= What the exercise asks =
Reproduce the listing exactly and skip over any pictures.

= Listed records =
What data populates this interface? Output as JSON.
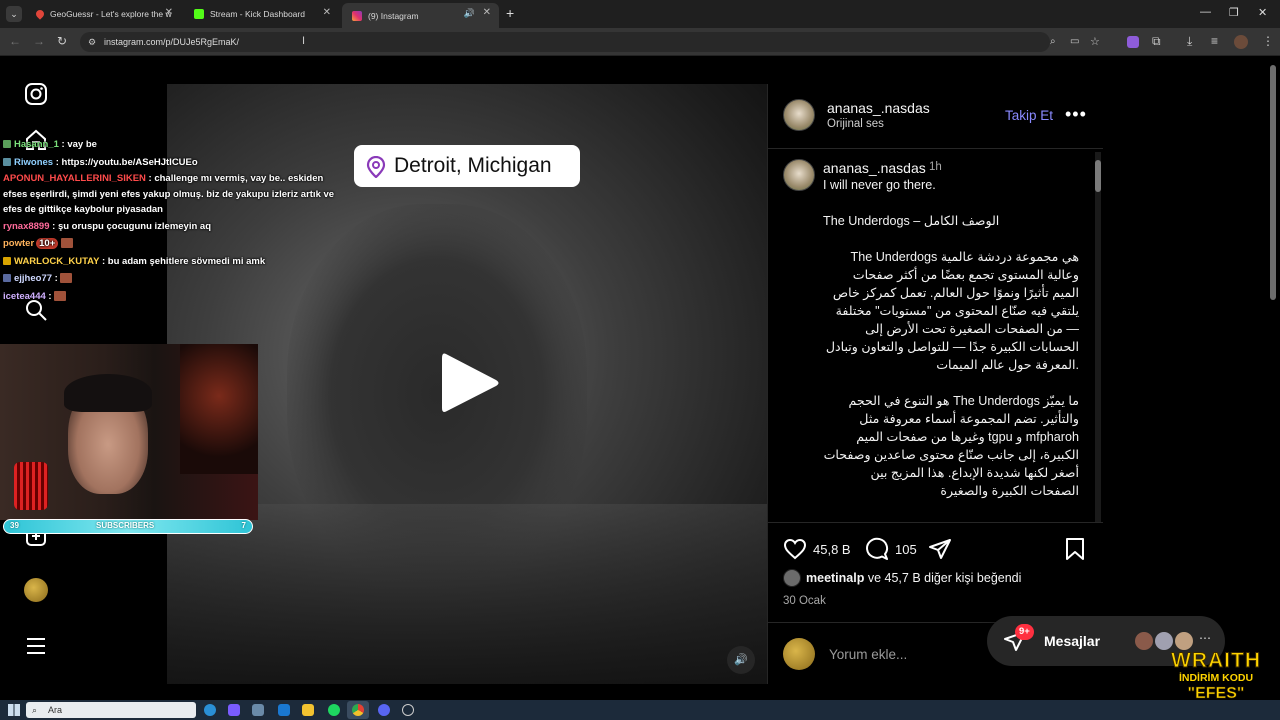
{
  "browser": {
    "tabs": [
      {
        "title": "GeoGuessr - Let's explore the w",
        "active": false
      },
      {
        "title": "Stream - Kick Dashboard",
        "active": false
      },
      {
        "title": "(9) Instagram",
        "active": true
      }
    ],
    "url": "instagram.com/p/DUJe5RgEmaK/"
  },
  "chat": [
    {
      "user": "Hasann_1",
      "msg": "vay be",
      "color": "#7be07b"
    },
    {
      "user": "Riwones",
      "msg": "https://youtu.be/ASeHJtICUEo",
      "color": "#8fd0ff"
    },
    {
      "user": "APONUN_HAYALLERINI_SIKEN",
      "msg": "challenge mı vermiş, vay be.. eskiden efses eşerlirdi, şimdi yeni efes yakup olmuş. biz de yakupu izleriz artık ve efes de gittikçe kaybolur piyasadan",
      "color": "#ff4b4b"
    },
    {
      "user": "rynax8899",
      "msg": "şu oruspu çocugunu izlemeyin aq",
      "color": "#ff6b9b"
    },
    {
      "user": "powter",
      "msg": "10+",
      "color": "#ffb35c"
    },
    {
      "user": "WARLOCK_KUTAY",
      "msg": "bu adam şehitlere sövmedi mi amk",
      "color": "#ffd24a"
    },
    {
      "user": "ejjheo77",
      "msg": "",
      "color": "#cfd8ff"
    },
    {
      "user": "icetea444",
      "msg": "",
      "color": "#d0b0ff"
    }
  ],
  "subscribers": {
    "label": "SUBSCRIBERS",
    "left": "39",
    "right": "7"
  },
  "video": {
    "location": "Detroit, Michigan"
  },
  "post": {
    "username": "ananas_.nasdas",
    "audio": "Orijinal ses",
    "follow": "Takip Et",
    "comment_user": "ananas_.nasdas",
    "comment_time": "1h",
    "desc_lines": [
      "I will never go there.",
      "",
      "The Underdogs – الوصف الكامل",
      "",
      "The Underdogs هي مجموعة دردشة عالمية وعالية المستوى تجمع بعضًا من أكثر صفحات الميم تأثيرًا ونموًا حول العالم. تعمل كمركز خاص يلتقي فيه صنّاع المحتوى من \"مستويات\" مختلفة — من الصفحات الصغيرة تحت الأرض إلى الحسابات الكبيرة جدًا — للتواصل والتعاون وتبادل المعرفة حول عالم الميمات.",
      "",
      "ما يميّز The Underdogs هو التنوع في الحجم والتأثير. تضم المجموعة أسماء معروفة مثل mfpharoh و tgpu وغيرها من صفحات الميم الكبيرة، إلى جانب صنّاع محتوى صاعدين وصفحات أصغر لكنها شديدة الإبداع. هذا المزيج بين الصفحات الكبيرة والصغيرة"
    ],
    "likes": "45,8 B",
    "comments": "105",
    "liked_by_user": "meetinalp",
    "liked_by_rest": "ve 45,7 B diğer kişi beğendi",
    "date": "30 Ocak",
    "comment_placeholder": "Yorum ekle..."
  },
  "messages": {
    "label": "Mesajlar",
    "badge": "9+"
  },
  "overlay": {
    "brand": "WRAITH",
    "line2": "İNDİRİM KODU",
    "line3": "\"EFES\""
  },
  "taskbar": {
    "search": "Ara"
  }
}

= Answer in full =
What data populates this interface? Output as JSON.
{
  "browser": {
    "tabs": [
      {
        "title": "GeoGuessr - Let's explore the w",
        "active": false
      },
      {
        "title": "Stream - Kick Dashboard",
        "active": false
      },
      {
        "title": "(9) Instagram",
        "active": true
      }
    ],
    "url": "instagram.com/p/DUJe5RgEmaK/"
  },
  "chat": [
    {
      "user": "Hasann_1",
      "msg": "vay be",
      "color": "#7be07b"
    },
    {
      "user": "Riwones",
      "msg": "https://youtu.be/ASeHJtICUEo",
      "color": "#8fd0ff"
    },
    {
      "user": "APONUN_HAYALLERINI_SIKEN",
      "msg": "challenge mı vermiş, vay be.. eskiden efses eşerlirdi, şimdi yeni efes yakup olmuş. biz de yakupu izleriz artık ve efes de gittikçe kaybolur piyasadan",
      "color": "#ff4b4b"
    },
    {
      "user": "rynax8899",
      "msg": "şu oruspu çocugunu izlemeyin aq",
      "color": "#ff6b9b"
    },
    {
      "user": "powter",
      "msg": "10+",
      "color": "#ffb35c"
    },
    {
      "user": "WARLOCK_KUTAY",
      "msg": "bu adam şehitlere sövmedi mi amk",
      "color": "#ffd24a"
    },
    {
      "user": "ejjheo77",
      "msg": "",
      "color": "#cfd8ff"
    },
    {
      "user": "icetea444",
      "msg": "",
      "color": "#d0b0ff"
    }
  ],
  "subscribers": {
    "label": "SUBSCRIBERS",
    "left": "39",
    "right": "7"
  },
  "video": {
    "location": "Detroit, Michigan"
  },
  "post": {
    "username": "ananas_.nasdas",
    "audio": "Orijinal ses",
    "follow": "Takip Et",
    "comment_user": "ananas_.nasdas",
    "comment_time": "1h",
    "desc_lines": [
      "I will never go there.",
      "",
      "The Underdogs – الوصف الكامل",
      "",
      "The Underdogs هي مجموعة دردشة عالمية وعالية المستوى تجمع بعضًا من أكثر صفحات الميم تأثيرًا ونموًا حول العالم. تعمل كمركز خاص يلتقي فيه صنّاع المحتوى من \"مستويات\" مختلفة — من الصفحات الصغيرة تحت الأرض إلى الحسابات الكبيرة جدًا — للتواصل والتعاون وتبادل المعرفة حول عالم الميمات.",
      "",
      "ما يميّز The Underdogs هو التنوع في الحجم والتأثير. تضم المجموعة أسماء معروفة مثل mfpharoh و tgpu وغيرها من صفحات الميم الكبيرة، إلى جانب صنّاع محتوى صاعدين وصفحات أصغر لكنها شديدة الإبداع. هذا المزيج بين الصفحات الكبيرة والصغيرة"
    ],
    "likes": "45,8 B",
    "comments": "105",
    "liked_by_user": "meetinalp",
    "liked_by_rest": "ve 45,7 B diğer kişi beğendi",
    "date": "30 Ocak",
    "comment_placeholder": "Yorum ekle..."
  },
  "messages": {
    "label": "Mesajlar",
    "badge": "9+"
  },
  "overlay": {
    "brand": "WRAITH",
    "line2": "İNDİRİM KODU",
    "line3": "\"EFES\""
  },
  "taskbar": {
    "search": "Ara"
  }
}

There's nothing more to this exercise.